Stored data

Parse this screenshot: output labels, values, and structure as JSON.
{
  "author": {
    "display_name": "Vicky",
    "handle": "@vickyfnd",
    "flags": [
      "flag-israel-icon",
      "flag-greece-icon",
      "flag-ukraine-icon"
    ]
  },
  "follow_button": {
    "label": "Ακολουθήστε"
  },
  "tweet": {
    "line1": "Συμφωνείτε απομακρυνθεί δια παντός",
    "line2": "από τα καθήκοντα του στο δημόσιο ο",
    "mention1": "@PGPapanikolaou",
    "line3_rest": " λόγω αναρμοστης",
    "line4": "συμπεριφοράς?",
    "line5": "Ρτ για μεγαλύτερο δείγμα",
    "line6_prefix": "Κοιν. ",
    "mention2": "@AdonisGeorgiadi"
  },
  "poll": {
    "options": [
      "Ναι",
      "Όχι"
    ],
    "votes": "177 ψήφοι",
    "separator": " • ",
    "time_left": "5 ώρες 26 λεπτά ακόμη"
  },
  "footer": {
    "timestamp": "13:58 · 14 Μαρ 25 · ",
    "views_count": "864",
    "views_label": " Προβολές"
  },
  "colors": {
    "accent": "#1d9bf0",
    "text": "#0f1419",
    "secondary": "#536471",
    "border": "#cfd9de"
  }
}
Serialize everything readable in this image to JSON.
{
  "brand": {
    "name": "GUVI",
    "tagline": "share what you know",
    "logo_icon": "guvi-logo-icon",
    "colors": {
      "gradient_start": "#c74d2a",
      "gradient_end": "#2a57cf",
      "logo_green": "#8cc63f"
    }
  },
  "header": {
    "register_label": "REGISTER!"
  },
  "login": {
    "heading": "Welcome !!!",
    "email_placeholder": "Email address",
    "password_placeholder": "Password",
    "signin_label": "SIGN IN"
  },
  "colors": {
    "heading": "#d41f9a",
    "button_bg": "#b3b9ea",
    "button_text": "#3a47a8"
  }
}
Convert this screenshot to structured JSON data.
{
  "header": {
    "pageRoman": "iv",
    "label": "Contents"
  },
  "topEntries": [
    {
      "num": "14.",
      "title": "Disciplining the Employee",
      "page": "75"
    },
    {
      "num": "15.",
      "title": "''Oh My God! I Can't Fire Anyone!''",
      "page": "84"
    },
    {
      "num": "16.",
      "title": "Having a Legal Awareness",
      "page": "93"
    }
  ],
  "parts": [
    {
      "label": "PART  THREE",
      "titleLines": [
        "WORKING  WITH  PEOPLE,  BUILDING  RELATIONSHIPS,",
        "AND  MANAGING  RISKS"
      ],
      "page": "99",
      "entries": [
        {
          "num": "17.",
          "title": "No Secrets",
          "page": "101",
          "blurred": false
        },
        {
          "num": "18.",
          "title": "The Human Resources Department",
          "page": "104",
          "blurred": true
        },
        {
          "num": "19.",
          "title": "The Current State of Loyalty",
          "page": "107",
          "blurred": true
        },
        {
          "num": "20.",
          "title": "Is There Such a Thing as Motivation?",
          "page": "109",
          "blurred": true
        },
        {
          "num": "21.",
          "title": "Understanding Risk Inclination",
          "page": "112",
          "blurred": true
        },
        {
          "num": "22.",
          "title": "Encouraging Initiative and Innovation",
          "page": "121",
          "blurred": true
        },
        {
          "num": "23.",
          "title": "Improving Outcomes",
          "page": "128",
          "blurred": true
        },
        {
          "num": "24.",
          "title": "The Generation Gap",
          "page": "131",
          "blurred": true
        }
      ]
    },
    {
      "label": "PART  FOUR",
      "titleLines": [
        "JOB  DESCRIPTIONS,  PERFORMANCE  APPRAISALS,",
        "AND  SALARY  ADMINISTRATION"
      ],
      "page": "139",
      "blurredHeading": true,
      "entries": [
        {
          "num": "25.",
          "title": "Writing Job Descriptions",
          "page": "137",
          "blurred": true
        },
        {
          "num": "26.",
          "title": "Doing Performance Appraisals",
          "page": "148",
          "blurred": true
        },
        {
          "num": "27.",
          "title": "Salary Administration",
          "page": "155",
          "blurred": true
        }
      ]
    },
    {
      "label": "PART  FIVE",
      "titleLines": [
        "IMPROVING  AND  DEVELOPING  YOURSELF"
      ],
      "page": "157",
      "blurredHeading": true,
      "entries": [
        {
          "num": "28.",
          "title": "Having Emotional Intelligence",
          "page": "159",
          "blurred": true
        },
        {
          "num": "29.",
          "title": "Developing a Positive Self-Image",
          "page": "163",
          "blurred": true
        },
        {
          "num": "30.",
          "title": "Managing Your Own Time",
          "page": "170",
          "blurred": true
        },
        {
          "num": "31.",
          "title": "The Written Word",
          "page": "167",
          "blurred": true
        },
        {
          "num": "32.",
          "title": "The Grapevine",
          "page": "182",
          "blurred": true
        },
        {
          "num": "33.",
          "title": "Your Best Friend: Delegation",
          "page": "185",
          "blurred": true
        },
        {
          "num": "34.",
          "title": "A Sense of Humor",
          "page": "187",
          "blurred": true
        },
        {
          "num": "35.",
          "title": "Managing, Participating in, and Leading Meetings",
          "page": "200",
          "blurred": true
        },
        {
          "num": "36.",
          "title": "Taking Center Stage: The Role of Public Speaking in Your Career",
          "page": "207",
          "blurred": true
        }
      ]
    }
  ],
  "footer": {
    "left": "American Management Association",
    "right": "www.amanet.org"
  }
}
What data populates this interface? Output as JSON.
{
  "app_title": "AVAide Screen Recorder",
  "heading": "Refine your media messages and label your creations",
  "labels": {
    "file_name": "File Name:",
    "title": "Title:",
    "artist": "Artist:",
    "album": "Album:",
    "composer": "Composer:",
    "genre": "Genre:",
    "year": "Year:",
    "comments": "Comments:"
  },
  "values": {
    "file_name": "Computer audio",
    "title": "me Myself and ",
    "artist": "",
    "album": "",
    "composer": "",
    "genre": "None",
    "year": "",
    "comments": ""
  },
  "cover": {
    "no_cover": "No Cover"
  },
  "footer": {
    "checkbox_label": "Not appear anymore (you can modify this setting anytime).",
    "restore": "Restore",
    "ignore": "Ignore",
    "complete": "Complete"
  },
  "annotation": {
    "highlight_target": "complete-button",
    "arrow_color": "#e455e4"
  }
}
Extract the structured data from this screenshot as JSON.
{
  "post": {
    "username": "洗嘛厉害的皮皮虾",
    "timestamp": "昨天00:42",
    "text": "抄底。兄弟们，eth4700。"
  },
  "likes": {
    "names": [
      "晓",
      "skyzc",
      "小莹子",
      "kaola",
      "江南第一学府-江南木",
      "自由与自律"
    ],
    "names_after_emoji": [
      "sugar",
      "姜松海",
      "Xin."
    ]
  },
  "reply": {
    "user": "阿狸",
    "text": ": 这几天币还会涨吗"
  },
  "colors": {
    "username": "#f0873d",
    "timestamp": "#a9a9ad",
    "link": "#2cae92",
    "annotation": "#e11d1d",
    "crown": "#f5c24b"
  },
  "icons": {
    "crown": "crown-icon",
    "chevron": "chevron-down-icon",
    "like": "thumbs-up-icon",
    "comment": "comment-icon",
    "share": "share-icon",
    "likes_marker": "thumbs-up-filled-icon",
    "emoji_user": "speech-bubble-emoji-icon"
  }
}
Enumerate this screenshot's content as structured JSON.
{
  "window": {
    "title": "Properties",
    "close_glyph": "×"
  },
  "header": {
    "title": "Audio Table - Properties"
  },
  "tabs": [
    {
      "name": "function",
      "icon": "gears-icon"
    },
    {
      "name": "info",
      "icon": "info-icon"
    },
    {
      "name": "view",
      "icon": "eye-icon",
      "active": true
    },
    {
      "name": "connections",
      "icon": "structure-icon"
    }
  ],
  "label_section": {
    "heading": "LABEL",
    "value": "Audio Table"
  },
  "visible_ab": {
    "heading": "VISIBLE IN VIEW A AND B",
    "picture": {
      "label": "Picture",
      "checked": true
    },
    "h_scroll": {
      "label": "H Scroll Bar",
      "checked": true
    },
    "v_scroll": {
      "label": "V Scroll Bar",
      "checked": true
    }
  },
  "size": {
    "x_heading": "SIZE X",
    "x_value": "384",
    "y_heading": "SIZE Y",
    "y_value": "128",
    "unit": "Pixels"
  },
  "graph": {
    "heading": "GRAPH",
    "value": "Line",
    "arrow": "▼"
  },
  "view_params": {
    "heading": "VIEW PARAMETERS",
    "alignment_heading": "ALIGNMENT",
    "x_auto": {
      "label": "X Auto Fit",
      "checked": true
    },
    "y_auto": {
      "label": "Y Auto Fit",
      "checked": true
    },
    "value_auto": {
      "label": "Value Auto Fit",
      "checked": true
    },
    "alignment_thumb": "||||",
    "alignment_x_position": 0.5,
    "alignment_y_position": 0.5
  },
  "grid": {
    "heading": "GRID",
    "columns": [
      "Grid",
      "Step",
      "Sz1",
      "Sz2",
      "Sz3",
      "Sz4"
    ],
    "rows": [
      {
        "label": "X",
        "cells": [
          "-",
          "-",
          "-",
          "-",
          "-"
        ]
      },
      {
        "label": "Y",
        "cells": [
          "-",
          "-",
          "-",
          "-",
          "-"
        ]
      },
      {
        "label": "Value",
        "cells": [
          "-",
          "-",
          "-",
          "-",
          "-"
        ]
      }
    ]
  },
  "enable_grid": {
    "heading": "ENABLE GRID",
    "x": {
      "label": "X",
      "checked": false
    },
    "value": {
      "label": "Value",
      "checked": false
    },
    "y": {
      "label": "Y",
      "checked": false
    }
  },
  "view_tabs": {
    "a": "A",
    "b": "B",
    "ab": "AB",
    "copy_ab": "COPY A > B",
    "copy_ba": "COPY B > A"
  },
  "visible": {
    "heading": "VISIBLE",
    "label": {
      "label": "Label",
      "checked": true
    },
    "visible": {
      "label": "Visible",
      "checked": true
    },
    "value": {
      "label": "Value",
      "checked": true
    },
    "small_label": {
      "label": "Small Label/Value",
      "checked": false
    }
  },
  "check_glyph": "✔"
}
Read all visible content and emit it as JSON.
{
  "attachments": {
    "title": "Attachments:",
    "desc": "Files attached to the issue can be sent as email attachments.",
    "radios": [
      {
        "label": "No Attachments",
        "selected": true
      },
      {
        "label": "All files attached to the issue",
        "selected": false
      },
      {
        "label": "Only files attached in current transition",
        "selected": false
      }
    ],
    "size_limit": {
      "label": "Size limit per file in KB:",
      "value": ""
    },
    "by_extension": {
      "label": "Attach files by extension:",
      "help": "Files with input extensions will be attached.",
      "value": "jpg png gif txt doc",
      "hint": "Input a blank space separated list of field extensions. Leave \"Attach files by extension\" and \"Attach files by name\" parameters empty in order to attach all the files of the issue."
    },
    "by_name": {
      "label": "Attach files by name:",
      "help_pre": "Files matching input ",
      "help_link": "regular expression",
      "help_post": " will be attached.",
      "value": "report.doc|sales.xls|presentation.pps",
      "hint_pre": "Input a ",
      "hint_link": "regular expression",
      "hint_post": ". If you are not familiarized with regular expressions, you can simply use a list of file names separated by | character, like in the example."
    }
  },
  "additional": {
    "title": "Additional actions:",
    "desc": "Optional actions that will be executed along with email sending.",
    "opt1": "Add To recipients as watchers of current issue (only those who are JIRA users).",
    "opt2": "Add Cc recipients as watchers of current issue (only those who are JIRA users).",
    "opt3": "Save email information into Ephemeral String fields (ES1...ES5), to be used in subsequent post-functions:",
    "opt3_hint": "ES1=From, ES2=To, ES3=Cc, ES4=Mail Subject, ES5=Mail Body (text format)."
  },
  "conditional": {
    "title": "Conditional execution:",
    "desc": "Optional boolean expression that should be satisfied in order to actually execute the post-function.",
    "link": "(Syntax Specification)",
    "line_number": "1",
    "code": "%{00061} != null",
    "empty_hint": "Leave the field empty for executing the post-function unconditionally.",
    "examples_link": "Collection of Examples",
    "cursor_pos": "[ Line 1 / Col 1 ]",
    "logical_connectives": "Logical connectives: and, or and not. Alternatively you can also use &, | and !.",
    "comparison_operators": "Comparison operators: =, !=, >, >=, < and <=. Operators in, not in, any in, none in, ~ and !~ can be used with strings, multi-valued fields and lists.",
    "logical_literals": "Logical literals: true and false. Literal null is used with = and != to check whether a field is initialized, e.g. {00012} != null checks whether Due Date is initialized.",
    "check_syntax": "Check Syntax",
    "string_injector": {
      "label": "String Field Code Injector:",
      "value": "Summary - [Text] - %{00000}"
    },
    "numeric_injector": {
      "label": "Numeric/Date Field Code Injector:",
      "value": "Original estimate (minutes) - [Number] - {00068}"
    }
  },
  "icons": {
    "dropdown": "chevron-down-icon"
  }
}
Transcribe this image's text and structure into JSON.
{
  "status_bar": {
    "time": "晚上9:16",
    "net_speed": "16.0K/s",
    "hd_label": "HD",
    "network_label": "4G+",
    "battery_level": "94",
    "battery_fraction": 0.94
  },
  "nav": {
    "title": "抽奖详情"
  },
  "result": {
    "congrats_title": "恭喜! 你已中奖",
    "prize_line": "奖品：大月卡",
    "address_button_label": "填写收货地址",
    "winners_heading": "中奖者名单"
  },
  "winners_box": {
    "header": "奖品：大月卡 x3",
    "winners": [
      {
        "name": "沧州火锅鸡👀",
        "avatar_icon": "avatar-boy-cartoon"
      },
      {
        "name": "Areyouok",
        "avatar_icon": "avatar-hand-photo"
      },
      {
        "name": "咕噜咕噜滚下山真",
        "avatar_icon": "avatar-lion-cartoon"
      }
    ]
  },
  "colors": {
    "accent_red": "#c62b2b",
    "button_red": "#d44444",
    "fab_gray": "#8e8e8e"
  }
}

- _Goal of the exercise_:
Starting from the line containing "Transcribe this image's" and ending with the final line of the data, reproduce each line exactly as it appears, including no other lines.

- _Task solution_:
Transcribe this image's text and structure into JSON.
{
  "status_bar": {
    "time": "晚上9:16",
    "net_speed": "16.0K/s",
    "hd_label": "HD",
    "network_label": "4G+",
    "battery_level": "94",
    "battery_fraction": 0.94
  },
  "nav": {
    "title": "抽奖详情"
  },
  "result": {
    "congrats_title": "恭喜! 你已中奖",
    "prize_line": "奖品：大月卡",
    "address_button_label": "填写收货地址",
    "winners_heading": "中奖者名单"
  },
  "winners_box": {
    "header": "奖品：大月卡 x3",
    "winners": [
      {
        "name": "沧州火锅鸡👀",
        "avatar_icon": "avatar-boy-cartoon"
      },
      {
        "name": "Areyouok",
        "avatar_icon": "avatar-hand-photo"
      },
      {
        "name": "咕噜咕噜滚下山真",
        "avatar_icon": "avatar-lion-cartoon"
      }
    ]
  },
  "colors": {
    "accent_red": "#c62b2b",
    "button_red": "#d44444",
    "fab_gray": "#8e8e8e"
  }
}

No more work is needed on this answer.